WHAT IS EXPECTED:
Pick out the lines below with "июня" and list them.

(Saved data entries)
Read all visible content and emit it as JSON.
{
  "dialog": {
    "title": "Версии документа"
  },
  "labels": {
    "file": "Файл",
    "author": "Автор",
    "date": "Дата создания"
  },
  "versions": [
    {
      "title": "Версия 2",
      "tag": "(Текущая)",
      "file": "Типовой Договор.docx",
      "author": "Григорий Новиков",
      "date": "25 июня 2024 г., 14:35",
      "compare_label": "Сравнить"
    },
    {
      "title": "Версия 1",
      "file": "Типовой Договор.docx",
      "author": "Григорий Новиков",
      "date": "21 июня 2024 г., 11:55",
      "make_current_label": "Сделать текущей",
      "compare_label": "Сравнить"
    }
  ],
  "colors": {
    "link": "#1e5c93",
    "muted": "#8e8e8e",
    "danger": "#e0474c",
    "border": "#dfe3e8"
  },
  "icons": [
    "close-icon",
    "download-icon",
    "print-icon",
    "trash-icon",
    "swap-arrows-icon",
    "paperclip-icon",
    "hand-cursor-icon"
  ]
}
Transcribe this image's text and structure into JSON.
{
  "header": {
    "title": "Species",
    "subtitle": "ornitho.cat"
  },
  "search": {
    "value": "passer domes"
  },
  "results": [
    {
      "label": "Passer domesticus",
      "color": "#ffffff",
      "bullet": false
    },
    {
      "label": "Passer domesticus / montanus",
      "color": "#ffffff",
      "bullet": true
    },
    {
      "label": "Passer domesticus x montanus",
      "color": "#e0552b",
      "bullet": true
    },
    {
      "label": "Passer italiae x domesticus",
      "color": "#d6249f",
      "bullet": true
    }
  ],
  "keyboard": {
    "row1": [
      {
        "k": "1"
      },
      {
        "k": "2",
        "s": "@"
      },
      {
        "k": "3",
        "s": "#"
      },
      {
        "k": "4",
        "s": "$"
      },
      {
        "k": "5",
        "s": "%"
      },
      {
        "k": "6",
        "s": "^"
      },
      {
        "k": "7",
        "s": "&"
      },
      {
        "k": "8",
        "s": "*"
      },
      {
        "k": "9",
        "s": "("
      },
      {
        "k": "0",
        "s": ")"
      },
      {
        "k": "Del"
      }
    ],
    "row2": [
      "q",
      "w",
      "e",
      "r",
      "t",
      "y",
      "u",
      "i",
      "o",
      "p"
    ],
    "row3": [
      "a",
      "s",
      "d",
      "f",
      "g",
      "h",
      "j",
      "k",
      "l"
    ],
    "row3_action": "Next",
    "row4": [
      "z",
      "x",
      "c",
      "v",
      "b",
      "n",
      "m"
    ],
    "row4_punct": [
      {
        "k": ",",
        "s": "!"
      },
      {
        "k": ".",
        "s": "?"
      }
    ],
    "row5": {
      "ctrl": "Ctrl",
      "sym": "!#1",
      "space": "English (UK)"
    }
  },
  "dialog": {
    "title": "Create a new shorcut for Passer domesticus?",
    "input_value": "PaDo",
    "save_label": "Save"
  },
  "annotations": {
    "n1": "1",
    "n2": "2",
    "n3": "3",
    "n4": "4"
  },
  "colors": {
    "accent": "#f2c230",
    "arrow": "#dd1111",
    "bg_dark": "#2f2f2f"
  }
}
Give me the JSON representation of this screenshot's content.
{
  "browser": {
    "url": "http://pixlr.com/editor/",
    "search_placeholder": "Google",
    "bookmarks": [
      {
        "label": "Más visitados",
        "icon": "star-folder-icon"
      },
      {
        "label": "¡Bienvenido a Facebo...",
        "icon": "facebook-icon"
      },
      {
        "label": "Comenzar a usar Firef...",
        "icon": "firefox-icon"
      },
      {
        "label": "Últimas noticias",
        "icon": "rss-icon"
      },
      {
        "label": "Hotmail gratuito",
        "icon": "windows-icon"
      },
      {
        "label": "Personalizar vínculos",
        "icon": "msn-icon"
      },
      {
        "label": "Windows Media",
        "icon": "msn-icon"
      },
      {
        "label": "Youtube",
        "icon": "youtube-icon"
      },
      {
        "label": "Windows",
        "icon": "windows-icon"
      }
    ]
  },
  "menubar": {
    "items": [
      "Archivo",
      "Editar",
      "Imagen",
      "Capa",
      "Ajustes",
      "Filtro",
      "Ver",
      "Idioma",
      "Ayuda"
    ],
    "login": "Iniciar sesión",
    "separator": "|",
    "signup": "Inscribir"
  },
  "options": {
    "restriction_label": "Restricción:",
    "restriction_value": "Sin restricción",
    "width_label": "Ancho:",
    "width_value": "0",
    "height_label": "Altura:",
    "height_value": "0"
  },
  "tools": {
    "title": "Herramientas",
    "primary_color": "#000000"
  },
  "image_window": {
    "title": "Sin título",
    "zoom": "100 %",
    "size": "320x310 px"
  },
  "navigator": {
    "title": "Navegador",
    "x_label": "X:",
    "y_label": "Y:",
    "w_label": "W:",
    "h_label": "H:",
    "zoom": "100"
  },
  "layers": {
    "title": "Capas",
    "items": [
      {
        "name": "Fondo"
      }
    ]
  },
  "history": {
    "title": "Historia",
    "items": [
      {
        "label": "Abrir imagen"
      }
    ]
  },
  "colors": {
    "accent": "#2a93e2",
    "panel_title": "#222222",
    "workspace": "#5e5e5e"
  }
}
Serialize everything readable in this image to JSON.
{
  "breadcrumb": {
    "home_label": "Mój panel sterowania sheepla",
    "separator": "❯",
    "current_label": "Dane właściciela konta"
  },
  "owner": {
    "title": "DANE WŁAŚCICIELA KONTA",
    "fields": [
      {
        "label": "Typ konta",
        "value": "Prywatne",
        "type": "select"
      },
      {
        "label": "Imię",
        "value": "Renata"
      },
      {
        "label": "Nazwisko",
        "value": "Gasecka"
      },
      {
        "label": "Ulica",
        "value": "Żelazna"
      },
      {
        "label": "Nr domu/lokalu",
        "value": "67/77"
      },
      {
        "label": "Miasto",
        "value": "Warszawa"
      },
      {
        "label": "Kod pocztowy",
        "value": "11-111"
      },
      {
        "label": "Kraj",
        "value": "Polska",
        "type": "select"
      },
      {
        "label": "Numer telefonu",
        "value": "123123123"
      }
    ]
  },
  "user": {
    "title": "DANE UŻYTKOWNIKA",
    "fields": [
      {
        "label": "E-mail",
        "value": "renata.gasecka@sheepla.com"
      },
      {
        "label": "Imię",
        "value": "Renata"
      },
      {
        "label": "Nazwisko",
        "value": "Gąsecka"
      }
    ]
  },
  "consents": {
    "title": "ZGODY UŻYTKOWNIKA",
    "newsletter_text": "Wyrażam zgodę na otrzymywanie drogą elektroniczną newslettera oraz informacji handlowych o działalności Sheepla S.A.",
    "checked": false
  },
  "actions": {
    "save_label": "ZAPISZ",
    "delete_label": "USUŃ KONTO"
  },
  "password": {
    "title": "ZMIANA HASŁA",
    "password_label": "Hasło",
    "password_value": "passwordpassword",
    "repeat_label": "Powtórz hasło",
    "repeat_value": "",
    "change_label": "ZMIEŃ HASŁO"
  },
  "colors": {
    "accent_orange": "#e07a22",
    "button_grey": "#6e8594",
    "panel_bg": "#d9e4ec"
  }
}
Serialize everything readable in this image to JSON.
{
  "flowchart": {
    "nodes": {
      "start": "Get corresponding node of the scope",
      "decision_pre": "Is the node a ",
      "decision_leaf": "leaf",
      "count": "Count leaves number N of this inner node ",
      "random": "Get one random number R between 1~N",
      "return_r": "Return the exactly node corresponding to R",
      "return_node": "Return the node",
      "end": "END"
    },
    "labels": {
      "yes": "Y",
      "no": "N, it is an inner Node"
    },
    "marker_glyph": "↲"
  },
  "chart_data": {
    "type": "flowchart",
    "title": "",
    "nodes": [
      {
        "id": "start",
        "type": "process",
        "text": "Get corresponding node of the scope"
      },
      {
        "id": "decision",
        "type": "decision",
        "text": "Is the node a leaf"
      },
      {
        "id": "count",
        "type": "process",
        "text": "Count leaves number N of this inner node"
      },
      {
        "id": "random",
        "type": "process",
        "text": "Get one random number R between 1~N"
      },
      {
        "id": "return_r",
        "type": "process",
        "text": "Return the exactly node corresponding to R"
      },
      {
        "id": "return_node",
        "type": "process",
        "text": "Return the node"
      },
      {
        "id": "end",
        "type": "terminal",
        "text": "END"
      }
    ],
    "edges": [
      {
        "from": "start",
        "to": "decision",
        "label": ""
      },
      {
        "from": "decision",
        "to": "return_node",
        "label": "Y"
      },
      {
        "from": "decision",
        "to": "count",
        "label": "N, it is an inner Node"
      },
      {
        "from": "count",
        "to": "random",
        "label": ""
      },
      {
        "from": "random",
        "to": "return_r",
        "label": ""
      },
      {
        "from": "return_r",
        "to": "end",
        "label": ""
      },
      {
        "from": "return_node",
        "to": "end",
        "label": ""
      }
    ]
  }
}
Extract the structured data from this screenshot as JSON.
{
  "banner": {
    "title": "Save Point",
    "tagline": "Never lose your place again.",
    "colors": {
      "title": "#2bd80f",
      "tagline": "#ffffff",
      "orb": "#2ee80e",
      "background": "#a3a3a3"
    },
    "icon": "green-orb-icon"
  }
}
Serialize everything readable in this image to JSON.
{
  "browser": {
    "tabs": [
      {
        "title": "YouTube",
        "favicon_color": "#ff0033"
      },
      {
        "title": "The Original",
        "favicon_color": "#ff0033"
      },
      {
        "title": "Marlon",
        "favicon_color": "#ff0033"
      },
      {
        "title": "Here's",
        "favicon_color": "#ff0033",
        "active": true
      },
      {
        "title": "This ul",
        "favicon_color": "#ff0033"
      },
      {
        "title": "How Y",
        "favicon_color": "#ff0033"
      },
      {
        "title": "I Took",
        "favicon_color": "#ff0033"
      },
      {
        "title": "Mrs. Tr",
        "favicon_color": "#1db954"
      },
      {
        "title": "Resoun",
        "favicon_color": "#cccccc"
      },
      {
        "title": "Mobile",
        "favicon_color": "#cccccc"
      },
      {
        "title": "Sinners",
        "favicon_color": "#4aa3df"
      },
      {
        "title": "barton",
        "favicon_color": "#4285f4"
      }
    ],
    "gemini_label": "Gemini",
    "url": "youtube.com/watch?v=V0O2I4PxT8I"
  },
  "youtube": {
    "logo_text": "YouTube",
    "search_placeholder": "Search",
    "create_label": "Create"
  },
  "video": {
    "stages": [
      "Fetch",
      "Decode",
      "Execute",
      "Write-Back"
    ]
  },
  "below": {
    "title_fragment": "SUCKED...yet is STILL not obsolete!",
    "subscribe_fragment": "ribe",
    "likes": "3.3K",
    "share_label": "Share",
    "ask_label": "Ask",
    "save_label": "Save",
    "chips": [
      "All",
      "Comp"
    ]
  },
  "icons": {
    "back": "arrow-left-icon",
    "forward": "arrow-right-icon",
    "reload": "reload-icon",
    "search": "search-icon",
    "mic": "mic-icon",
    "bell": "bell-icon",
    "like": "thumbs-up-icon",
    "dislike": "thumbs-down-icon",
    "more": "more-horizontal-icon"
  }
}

EXERCISE OUTPUT:
      "date": "25 июня 2024 г., 14:35",
      "date": "21 июня 2024 г., 11:55",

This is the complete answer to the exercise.